Exercise objective: Please quote every line word for word.

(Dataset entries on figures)
+ + + + + + +
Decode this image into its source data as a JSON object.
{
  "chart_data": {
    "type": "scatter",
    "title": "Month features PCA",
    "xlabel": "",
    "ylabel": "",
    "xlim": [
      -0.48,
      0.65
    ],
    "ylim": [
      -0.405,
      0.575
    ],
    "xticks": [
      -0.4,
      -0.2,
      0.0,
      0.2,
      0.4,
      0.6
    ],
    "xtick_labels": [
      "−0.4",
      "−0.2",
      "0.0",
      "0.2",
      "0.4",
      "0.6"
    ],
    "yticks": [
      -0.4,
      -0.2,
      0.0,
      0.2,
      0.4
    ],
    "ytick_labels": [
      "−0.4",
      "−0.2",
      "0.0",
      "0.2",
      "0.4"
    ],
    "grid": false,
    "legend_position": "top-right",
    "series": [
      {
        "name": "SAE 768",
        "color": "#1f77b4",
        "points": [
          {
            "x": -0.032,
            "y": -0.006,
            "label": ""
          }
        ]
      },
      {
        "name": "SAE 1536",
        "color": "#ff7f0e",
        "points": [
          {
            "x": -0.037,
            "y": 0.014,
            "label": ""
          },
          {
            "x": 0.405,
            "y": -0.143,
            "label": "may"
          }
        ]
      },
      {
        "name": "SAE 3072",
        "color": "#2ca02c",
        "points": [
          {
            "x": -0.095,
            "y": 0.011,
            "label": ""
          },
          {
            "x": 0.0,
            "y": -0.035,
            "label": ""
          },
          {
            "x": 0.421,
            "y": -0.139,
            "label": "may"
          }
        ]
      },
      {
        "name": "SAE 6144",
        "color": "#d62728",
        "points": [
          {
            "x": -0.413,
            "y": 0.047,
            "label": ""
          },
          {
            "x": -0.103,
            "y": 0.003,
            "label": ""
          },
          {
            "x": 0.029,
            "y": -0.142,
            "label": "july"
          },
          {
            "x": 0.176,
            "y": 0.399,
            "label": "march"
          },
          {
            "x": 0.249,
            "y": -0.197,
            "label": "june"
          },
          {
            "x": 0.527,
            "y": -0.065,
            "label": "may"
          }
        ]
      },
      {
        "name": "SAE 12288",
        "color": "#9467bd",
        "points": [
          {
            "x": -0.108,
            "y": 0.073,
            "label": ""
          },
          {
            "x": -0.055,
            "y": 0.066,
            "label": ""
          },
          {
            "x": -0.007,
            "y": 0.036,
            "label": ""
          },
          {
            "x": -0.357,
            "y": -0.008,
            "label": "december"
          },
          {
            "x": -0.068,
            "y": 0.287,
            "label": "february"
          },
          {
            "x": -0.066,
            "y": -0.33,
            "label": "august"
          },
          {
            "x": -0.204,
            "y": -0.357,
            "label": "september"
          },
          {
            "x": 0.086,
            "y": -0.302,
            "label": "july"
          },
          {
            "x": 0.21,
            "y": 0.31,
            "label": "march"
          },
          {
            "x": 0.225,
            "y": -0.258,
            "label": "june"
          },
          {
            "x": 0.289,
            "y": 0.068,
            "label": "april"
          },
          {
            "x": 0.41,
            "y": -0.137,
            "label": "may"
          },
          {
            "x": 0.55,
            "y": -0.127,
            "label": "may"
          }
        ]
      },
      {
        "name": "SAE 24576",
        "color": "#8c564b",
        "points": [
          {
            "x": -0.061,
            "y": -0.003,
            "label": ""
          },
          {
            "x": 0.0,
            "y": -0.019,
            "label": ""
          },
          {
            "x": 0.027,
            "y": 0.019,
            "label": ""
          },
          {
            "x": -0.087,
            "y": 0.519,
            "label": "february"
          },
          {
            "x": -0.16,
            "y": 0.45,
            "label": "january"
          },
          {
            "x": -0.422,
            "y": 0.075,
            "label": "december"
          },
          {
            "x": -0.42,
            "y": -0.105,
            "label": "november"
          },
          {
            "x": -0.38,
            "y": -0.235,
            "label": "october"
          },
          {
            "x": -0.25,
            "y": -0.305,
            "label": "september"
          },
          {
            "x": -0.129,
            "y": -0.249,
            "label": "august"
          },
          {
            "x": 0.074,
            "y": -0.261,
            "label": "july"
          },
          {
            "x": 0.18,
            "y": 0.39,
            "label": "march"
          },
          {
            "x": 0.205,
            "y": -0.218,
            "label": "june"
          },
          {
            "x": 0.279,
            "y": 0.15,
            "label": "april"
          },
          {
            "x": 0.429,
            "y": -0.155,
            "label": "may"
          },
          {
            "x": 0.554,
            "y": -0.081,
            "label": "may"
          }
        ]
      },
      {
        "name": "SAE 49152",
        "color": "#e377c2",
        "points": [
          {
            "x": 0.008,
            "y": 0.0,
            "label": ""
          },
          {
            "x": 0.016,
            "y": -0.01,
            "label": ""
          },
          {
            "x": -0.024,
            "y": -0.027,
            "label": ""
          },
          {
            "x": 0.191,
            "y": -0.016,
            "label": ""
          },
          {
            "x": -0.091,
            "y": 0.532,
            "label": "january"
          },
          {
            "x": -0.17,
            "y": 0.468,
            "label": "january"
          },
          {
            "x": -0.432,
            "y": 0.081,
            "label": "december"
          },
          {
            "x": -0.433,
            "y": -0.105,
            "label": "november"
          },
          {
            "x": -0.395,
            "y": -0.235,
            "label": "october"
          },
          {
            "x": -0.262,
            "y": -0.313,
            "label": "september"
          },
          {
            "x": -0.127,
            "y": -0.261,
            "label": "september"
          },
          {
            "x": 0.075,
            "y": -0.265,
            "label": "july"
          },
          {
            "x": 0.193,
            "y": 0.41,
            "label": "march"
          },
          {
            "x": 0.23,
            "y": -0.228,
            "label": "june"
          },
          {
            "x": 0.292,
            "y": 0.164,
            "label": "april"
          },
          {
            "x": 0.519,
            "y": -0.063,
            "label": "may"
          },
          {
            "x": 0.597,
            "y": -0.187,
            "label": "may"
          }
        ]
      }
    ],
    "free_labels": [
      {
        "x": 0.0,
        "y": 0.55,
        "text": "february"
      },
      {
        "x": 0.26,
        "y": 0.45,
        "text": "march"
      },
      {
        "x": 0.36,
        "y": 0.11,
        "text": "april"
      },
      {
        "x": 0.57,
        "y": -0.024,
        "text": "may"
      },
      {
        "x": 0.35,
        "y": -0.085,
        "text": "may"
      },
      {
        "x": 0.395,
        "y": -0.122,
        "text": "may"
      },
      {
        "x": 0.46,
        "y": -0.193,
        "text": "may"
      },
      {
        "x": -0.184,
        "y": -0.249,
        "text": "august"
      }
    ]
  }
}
+ + + + + + +
Solution to this task:
Decode this image into its source data as a JSON object.
{
  "chart_data": {
    "type": "scatter",
    "title": "Month features PCA",
    "xlabel": "",
    "ylabel": "",
    "xlim": [
      -0.48,
      0.65
    ],
    "ylim": [
      -0.405,
      0.575
    ],
    "xticks": [
      -0.4,
      -0.2,
      0.0,
      0.2,
      0.4,
      0.6
    ],
    "xtick_labels": [
      "−0.4",
      "−0.2",
      "0.0",
      "0.2",
      "0.4",
      "0.6"
    ],
    "yticks": [
      -0.4,
      -0.2,
      0.0,
      0.2,
      0.4
    ],
    "ytick_labels": [
      "−0.4",
      "−0.2",
      "0.0",
      "0.2",
      "0.4"
    ],
    "grid": false,
    "legend_position": "top-right",
    "series": [
      {
        "name": "SAE 768",
        "color": "#1f77b4",
        "points": [
          {
            "x": -0.032,
            "y": -0.006,
            "label": ""
          }
        ]
      },
      {
        "name": "SAE 1536",
        "color": "#ff7f0e",
        "points": [
          {
            "x": -0.037,
            "y": 0.014,
            "label": ""
          },
          {
            "x": 0.405,
            "y": -0.143,
            "label": "may"
          }
        ]
      },
      {
        "name": "SAE 3072",
        "color": "#2ca02c",
        "points": [
          {
            "x": -0.095,
            "y": 0.011,
            "label": ""
          },
          {
            "x": 0.0,
            "y": -0.035,
            "label": ""
          },
          {
            "x": 0.421,
            "y": -0.139,
            "label": "may"
          }
        ]
      },
      {
        "name": "SAE 6144",
        "color": "#d62728",
        "points": [
          {
            "x": -0.413,
            "y": 0.047,
            "label": ""
          },
          {
            "x": -0.103,
            "y": 0.003,
            "label": ""
          },
          {
            "x": 0.029,
            "y": -0.142,
            "label": "july"
          },
          {
            "x": 0.176,
            "y": 0.399,
            "label": "march"
          },
          {
            "x": 0.249,
            "y": -0.197,
            "label": "june"
          },
          {
            "x": 0.527,
            "y": -0.065,
            "label": "may"
          }
        ]
      },
      {
        "name": "SAE 12288",
        "color": "#9467bd",
        "points": [
          {
            "x": -0.108,
            "y": 0.073,
            "label": ""
          },
          {
            "x": -0.055,
            "y": 0.066,
            "label": ""
          },
          {
            "x": -0.007,
            "y": 0.036,
            "label": ""
          },
          {
            "x": -0.357,
            "y": -0.008,
            "label": "december"
          },
          {
            "x": -0.068,
            "y": 0.287,
            "label": "february"
          },
          {
            "x": -0.066,
            "y": -0.33,
            "label": "august"
          },
          {
            "x": -0.204,
            "y": -0.357,
            "label": "september"
          },
          {
            "x": 0.086,
            "y": -0.302,
            "label": "july"
          },
          {
            "x": 0.21,
            "y": 0.31,
            "label": "march"
          },
          {
            "x": 0.225,
            "y": -0.258,
            "label": "june"
          },
          {
            "x": 0.289,
            "y": 0.068,
            "label": "april"
          },
          {
            "x": 0.41,
            "y": -0.137,
            "label": "may"
          },
          {
            "x": 0.55,
            "y": -0.127,
            "label": "may"
          }
        ]
      },
      {
        "name": "SAE 24576",
        "color": "#8c564b",
        "points": [
          {
            "x": -0.061,
            "y": -0.003,
            "label": ""
          },
          {
            "x": 0.0,
            "y": -0.019,
            "label": ""
          },
          {
            "x": 0.027,
            "y": 0.019,
            "label": ""
          },
          {
            "x": -0.087,
            "y": 0.519,
            "label": "february"
          },
          {
            "x": -0.16,
            "y": 0.45,
            "label": "january"
          },
          {
            "x": -0.422,
            "y": 0.075,
            "label": "december"
          },
          {
            "x": -0.42,
            "y": -0.105,
            "label": "november"
          },
          {
            "x": -0.38,
            "y": -0.235,
            "label": "october"
          },
          {
            "x": -0.25,
            "y": -0.305,
            "label": "september"
          },
          {
            "x": -0.129,
            "y": -0.249,
            "label": "august"
          },
          {
            "x": 0.074,
            "y": -0.261,
            "label": "july"
          },
          {
            "x": 0.18,
            "y": 0.39,
            "label": "march"
          },
          {
            "x": 0.205,
            "y": -0.218,
            "label": "june"
          },
          {
            "x": 0.279,
            "y": 0.15,
            "label": "april"
          },
          {
            "x": 0.429,
            "y": -0.155,
            "label": "may"
          },
          {
            "x": 0.554,
            "y": -0.081,
            "label": "may"
          }
        ]
      },
      {
        "name": "SAE 49152",
        "color": "#e377c2",
        "points": [
          {
            "x": 0.008,
            "y": 0.0,
            "label": ""
          },
          {
            "x": 0.016,
            "y": -0.01,
            "label": ""
          },
          {
            "x": -0.024,
            "y": -0.027,
            "label": ""
          },
          {
            "x": 0.191,
            "y": -0.016,
            "label": ""
          },
          {
            "x": -0.091,
            "y": 0.532,
            "label": "january"
          },
          {
            "x": -0.17,
            "y": 0.468,
            "label": "january"
          },
          {
            "x": -0.432,
            "y": 0.081,
            "label": "december"
          },
          {
            "x": -0.433,
            "y": -0.105,
            "label": "november"
          },
          {
            "x": -0.395,
            "y": -0.235,
            "label": "october"
          },
          {
            "x": -0.262,
            "y": -0.313,
            "label": "september"
          },
          {
            "x": -0.127,
            "y": -0.261,
            "label": "september"
          },
          {
            "x": 0.075,
            "y": -0.265,
            "label": "july"
          },
          {
            "x": 0.193,
            "y": 0.41,
            "label": "march"
          },
          {
            "x": 0.23,
            "y": -0.228,
            "label": "june"
          },
          {
            "x": 0.292,
            "y": 0.164,
            "label": "april"
          },
          {
            "x": 0.519,
            "y": -0.063,
            "label": "may"
          },
          {
            "x": 0.597,
            "y": -0.187,
            "label": "may"
          }
        ]
      }
    ],
    "free_labels": [
      {
        "x": 0.0,
        "y": 0.55,
        "text": "february"
      },
      {
        "x": 0.26,
        "y": 0.45,
        "text": "march"
      },
      {
        "x": 0.36,
        "y": 0.11,
        "text": "april"
      },
      {
        "x": 0.57,
        "y": -0.024,
        "text": "may"
      },
      {
        "x": 0.35,
        "y": -0.085,
        "text": "may"
      },
      {
        "x": 0.395,
        "y": -0.122,
        "text": "may"
      },
      {
        "x": 0.46,
        "y": -0.193,
        "text": "may"
      },
      {
        "x": -0.184,
        "y": -0.249,
        "text": "august"
      }
    ]
  }
}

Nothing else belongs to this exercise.